Figure record extracts
..........

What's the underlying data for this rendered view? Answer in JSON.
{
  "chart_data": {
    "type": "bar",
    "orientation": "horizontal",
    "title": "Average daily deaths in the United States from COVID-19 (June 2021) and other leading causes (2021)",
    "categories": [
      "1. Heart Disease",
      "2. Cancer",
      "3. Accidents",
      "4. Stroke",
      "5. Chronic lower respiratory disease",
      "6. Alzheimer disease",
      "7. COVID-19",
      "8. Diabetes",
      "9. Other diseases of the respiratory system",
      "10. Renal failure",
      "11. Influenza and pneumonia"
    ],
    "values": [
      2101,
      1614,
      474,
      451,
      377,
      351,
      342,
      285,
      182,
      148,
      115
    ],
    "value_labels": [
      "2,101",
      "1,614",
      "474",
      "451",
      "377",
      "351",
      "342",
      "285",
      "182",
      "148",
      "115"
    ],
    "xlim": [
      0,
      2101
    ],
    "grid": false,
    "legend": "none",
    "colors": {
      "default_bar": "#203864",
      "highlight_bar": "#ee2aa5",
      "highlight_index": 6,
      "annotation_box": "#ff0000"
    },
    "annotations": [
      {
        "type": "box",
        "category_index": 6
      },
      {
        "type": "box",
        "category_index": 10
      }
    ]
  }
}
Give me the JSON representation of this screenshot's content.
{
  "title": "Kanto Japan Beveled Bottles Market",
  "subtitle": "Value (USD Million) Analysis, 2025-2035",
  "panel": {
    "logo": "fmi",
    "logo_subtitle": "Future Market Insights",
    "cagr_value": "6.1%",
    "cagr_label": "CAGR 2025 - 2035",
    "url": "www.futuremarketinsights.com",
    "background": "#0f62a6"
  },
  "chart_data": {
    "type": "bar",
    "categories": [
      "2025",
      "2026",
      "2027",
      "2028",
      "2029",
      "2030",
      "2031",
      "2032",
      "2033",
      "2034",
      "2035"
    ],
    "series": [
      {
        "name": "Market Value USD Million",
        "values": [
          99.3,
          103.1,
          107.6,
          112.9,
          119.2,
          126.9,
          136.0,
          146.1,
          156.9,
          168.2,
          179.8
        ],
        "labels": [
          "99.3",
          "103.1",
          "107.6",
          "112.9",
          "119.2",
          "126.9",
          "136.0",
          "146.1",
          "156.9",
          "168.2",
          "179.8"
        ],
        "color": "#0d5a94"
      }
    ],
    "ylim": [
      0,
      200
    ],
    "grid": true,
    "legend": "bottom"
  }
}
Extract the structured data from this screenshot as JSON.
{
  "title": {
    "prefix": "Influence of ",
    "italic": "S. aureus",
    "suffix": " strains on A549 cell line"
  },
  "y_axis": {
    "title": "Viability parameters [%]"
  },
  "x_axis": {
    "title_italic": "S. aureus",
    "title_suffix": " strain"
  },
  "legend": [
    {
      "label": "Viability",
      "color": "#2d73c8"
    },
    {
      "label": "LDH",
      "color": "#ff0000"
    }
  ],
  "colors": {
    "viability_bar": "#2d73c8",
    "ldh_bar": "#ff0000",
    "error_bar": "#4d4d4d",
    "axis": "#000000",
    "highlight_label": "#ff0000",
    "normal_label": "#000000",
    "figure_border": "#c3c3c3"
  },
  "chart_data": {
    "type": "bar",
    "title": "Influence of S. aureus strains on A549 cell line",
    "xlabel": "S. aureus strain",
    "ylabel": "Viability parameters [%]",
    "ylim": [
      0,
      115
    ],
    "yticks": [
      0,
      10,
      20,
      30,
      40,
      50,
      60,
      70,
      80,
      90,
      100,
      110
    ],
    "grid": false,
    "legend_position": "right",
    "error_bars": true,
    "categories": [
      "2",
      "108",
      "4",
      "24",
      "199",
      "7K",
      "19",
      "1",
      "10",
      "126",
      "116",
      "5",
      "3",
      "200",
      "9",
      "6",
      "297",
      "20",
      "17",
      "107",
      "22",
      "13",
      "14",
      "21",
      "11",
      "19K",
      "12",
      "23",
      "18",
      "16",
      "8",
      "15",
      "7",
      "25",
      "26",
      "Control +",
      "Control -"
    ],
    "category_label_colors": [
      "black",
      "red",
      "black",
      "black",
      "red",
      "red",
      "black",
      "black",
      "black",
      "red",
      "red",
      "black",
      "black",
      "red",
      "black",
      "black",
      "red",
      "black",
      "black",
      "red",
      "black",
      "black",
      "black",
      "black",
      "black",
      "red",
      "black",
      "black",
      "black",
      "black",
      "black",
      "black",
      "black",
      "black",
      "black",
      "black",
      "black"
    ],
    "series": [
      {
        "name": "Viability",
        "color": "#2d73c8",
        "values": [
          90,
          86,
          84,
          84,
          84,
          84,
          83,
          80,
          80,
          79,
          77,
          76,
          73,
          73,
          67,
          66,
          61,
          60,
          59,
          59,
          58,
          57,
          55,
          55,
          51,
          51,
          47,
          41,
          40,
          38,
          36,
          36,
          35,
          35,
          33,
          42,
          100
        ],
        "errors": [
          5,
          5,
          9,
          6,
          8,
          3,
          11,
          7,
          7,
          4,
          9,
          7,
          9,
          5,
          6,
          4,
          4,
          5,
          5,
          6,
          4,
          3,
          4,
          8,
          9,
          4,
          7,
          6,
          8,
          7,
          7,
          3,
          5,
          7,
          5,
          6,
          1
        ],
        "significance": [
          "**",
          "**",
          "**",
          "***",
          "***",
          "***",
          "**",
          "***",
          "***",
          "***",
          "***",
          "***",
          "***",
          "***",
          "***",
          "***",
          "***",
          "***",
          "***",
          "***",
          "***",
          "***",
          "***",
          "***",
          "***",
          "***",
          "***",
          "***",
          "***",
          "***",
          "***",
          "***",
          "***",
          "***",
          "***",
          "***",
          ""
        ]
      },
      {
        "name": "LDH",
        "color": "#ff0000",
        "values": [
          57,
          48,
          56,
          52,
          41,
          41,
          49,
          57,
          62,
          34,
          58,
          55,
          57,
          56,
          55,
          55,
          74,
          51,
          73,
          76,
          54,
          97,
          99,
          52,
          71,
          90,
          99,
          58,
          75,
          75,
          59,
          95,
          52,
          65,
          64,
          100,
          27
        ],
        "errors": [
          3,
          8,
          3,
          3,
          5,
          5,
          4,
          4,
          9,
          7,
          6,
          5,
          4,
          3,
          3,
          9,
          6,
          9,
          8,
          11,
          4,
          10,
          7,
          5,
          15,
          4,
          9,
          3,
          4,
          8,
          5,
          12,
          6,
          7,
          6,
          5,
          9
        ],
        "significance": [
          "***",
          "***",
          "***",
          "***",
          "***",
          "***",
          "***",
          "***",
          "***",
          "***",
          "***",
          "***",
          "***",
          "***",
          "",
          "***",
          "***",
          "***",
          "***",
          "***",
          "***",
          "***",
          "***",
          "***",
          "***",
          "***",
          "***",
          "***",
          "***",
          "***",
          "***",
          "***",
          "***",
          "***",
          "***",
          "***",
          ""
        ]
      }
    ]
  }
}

..........

- Objective
Show, from the listing above, each line that contains the word "respiratory".

- Answer to this task
      "5. Chronic lower respiratory disease",
      "9. Other diseases of the respiratory system",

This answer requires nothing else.